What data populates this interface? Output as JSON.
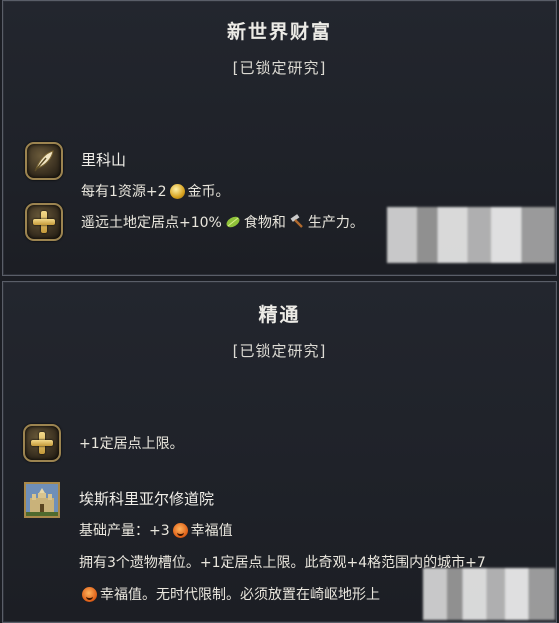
{
  "panels": [
    {
      "title": "新世界财富",
      "subtitle": "[已锁定研究]",
      "entries": [
        {
          "icon": "feather-icon",
          "name": "里科山",
          "line": {
            "a": "每有1资源+2",
            "resource": "gold-icon",
            "b": "金币。"
          }
        },
        {
          "icon": "plus-icon",
          "line": {
            "a": "遥远土地定居点+10%",
            "r1": "food-icon",
            "b": "食物和",
            "r2": "hammer-icon",
            "c": "生产力。"
          }
        }
      ]
    },
    {
      "title": "精通",
      "subtitle": "[已锁定研究]",
      "entries": [
        {
          "icon": "plus-icon",
          "line": "+1定居点上限。"
        },
        {
          "icon": "wonder-icon",
          "name": "埃斯科里亚尔修道院",
          "yield": {
            "a": "基础产量：+3",
            "resource": "happy-icon",
            "b": "幸福值"
          },
          "desc1": "拥有3个遗物槽位。+1定居点上限。此奇观+4格范围内的城市+7",
          "desc2": {
            "resource": "happy-icon",
            "a": "幸福值。无时代限制。必须放置在崎岖地形上"
          }
        }
      ]
    }
  ],
  "colors": {
    "panel_bg": "#23262e",
    "border": "#5a5e68",
    "icon_frame": "#9c8450",
    "gold": "#d7a21f",
    "happiness": "#e0621a"
  }
}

-=-=-

**DIRECTIONS**
Reproduce the material in full, word for word, and omit the pictures.

**RESPONSE BELOW**
What data populates this interface? Output as JSON.
{
  "panels": [
    {
      "title": "新世界财富",
      "subtitle": "[已锁定研究]",
      "entries": [
        {
          "icon": "feather-icon",
          "name": "里科山",
          "line": {
            "a": "每有1资源+2",
            "resource": "gold-icon",
            "b": "金币。"
          }
        },
        {
          "icon": "plus-icon",
          "line": {
            "a": "遥远土地定居点+10%",
            "r1": "food-icon",
            "b": "食物和",
            "r2": "hammer-icon",
            "c": "生产力。"
          }
        }
      ]
    },
    {
      "title": "精通",
      "subtitle": "[已锁定研究]",
      "entries": [
        {
          "icon": "plus-icon",
          "line": "+1定居点上限。"
        },
        {
          "icon": "wonder-icon",
          "name": "埃斯科里亚尔修道院",
          "yield": {
            "a": "基础产量：+3",
            "resource": "happy-icon",
            "b": "幸福值"
          },
          "desc1": "拥有3个遗物槽位。+1定居点上限。此奇观+4格范围内的城市+7",
          "desc2": {
            "resource": "happy-icon",
            "a": "幸福值。无时代限制。必须放置在崎岖地形上"
          }
        }
      ]
    }
  ],
  "colors": {
    "panel_bg": "#23262e",
    "border": "#5a5e68",
    "icon_frame": "#9c8450",
    "gold": "#d7a21f",
    "happiness": "#e0621a"
  }
}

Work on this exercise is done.